## SET EXERCISE
Below are some records. Pull every line that contains the word "фрагментом".

___

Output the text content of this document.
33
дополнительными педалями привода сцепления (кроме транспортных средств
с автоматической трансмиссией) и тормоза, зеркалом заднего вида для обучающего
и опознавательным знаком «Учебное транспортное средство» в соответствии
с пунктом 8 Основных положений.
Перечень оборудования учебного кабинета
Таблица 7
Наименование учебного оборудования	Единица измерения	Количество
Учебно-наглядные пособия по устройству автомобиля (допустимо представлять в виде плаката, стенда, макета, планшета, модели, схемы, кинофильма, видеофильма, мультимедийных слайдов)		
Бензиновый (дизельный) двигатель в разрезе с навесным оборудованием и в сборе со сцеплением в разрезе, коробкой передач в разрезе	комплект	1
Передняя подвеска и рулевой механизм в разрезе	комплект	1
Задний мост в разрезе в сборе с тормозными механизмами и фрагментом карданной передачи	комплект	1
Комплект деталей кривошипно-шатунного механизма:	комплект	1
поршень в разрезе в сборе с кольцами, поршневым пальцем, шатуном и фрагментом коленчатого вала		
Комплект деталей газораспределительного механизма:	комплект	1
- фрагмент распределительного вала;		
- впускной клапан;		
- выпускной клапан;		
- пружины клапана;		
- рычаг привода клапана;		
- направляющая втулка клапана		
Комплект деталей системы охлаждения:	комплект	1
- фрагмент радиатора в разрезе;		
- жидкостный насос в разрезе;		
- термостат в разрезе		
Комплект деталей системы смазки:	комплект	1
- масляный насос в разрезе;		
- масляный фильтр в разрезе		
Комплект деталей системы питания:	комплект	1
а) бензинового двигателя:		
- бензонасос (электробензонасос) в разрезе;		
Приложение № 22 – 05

___

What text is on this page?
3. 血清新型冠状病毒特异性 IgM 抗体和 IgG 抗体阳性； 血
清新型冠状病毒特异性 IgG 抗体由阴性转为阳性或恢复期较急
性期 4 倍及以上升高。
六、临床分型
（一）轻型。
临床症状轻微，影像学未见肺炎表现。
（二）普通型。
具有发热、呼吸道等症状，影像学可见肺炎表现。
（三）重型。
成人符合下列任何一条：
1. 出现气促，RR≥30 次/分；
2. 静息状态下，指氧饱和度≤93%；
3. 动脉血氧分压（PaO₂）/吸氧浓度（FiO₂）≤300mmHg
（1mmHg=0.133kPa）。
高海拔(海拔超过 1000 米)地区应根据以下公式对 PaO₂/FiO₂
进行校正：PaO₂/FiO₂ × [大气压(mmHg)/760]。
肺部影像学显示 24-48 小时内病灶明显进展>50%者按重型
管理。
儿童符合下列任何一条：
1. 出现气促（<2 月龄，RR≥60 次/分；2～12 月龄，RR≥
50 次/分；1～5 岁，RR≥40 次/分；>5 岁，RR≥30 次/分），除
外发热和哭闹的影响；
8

___

## SOLUTION
Задний мост в разрезе в сборе с тормозными механизмами и фрагментом карданной передачи	комплект	1
поршень в разрезе в сборе с кольцами, поршневым пальцем, шатуном и фрагментом коленчатого вала		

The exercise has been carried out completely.